┌─ Passage to read

Spooky predictions from data analysis

A series of articles about privacy and trust in the era of tech overlords.

•  Part 1: Data about you is being gathered by the big tech companies (as well as many other companies) in startling ways. Their ability to analyze that data and predict your behavior is more like magic than technology – and it has the potential to change the world, for better or worse.

•  Part 2: It is impossible for us to detach from the big tech companies or prevent that data from being collected.

•  TODAY: Although the scale of data-gathering is unprecedented, there is nothing new about big companies observing our behavior and it is not necessarily an invasion of privacy.

•  Some acts by the tech companies absolutely do invade our privacy. Facebook has abused our trust so often that it is a special case.

•  Our individual decisions about the big tech companies should be driven by trust and transparency. Well-considered regulation can help protect our privacy.


Some thoughts about big questions: What do they know? How do they know it? What can they do with it? Is it an invasion of privacy?


What do they know?

In 2012 – seven long years ago – the New York Times described what Target was tracking about its shoppers.

“For decades, Target has collected vast amounts of data on every person who regularly walks into one of its stores. Whenever possible, Target assigns each shopper a unique code — known internally as the Guest ID number — that keeps tabs on everything they buy. ‘If you use a credit card or a coupon, or fill out a survey, or mail in a refund, or call the customer help line, or open an e-mail we’ve sent you or visit our Web site, we’ll record it and link it to your Guest ID,’ (Target statistician Andrew Pole) said. ‘We want to know everything we can.’

“Also linked to your Guest ID is demographic information like your age, whether you are married and have kids, which part of town you live in, how long it takes you to drive to the store, your estimated salary, whether you’ve moved recently, what credit cards you carry in your wallet and what Web sites you visit. Target can buy data about your ethnicity, job history, the magazines you read, if you’ve ever declared bankruptcy or got divorced, the year you bought (or lost) your house, where you went to college, what kinds of topics you talk about online, whether you prefer certain brands of coffee, paper towels, cereal or applesauce, your political leanings, reading habits, charitable giving and the number of cars you own.”

In 2019, that kind of data is the easiest and most basic information to obtain; it’s the tip of the iceberg, the low-hanging fruit. Every company has access to that kind of information about you.

└─
┌─ Raw records

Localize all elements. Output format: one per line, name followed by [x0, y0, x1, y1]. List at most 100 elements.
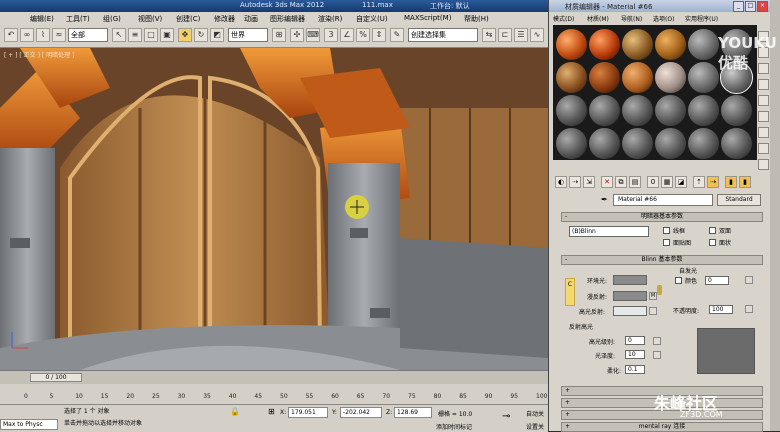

└─
┌─ Raw records

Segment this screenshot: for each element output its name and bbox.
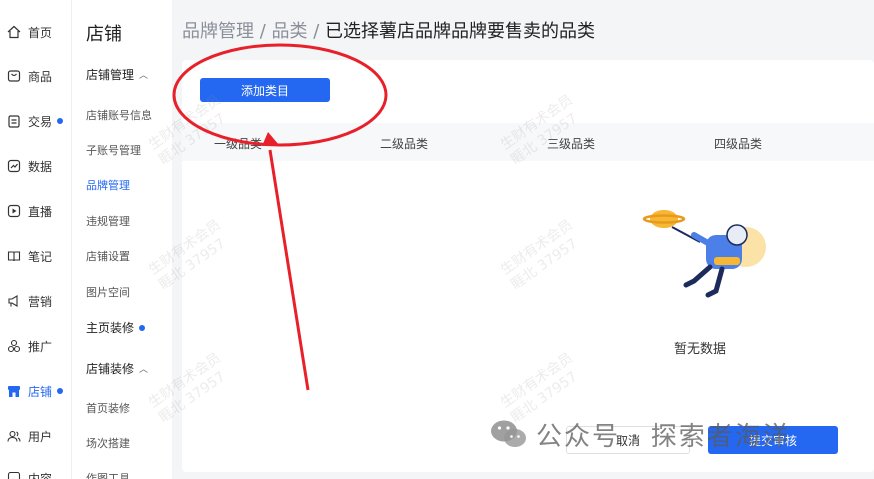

└─

__Your tasks__.
a - List every question that the article on predictions from data analysis poses as one of its "big questions."
b - Summarize the article on predictions from data analysis in two sentences.
c - Pick up the article on predictions from data analysis at its last sentence and carry it forward.
The items shown here are separate from the article on predictions from data analysis and play no part in it.

__Results__.
a -
- What do they know?
- How do they know it?
- What can they do with it?
- Is it an invasion of privacy?

b - The article belongs to a series on privacy and trust in the era of tech overlords, and this part holds that big companies watching our behavior is nothing new and not necessarily an invasion of privacy, even though the scale of data gathering is unprecedented. It quotes a 2012 New York Times account of how Target linked purchases, demographic details and bought data to each shopper's Guest ID, then says that by 2019 such data is the most basic information and every company has access to it.

c -
The policy debates today are driven by a change in the scale of data collection. The big tech companies scaled up because they discovered that they could tease out useful information about you from data that they had been throwing away. They found additional predictive ability when they started to add information about every online click, every pause to watch a video, the items that you add to the cart but do not purchase, the items you look at but don’t add to the cart (and how long you look at them, and what time of day it is, and where you are), your geographic location, your sleep patterns, your daily health, all the information that can be gleaned from analysis of photos stored or posted online, and literally every single other thing that you do when you interact with a technology device, which is virtually every move you make all day, every day. It’s your “digital exhaust,” the unseen data that doesn’t seem valuable even when you find out that it’s being collected, but which becomes part of the information store that lets the big tech companies predict your behavior with disturbing accuracy.


How do they know it?

Advertisers and politicians and big companies have long used whatever data they could get their hands on to determine what advertisements to show us, what mailers to send to our houses, what products to introduce, what political positions to promote in a campaign. This isn’t new and it hasn’t been very controversial until recently.

Back in 1971, Harvard Business Review published an article about the techniques available to forecast consumer demands and trends, which at the time included expert opinions, historical sales data, surveys, and a healthy dose of “human judgment.” Market research with surveys and questionnaires required expensive studies and lots of estimates. The focus was on larger trends – seasonal sales, say – instead of individual predictions.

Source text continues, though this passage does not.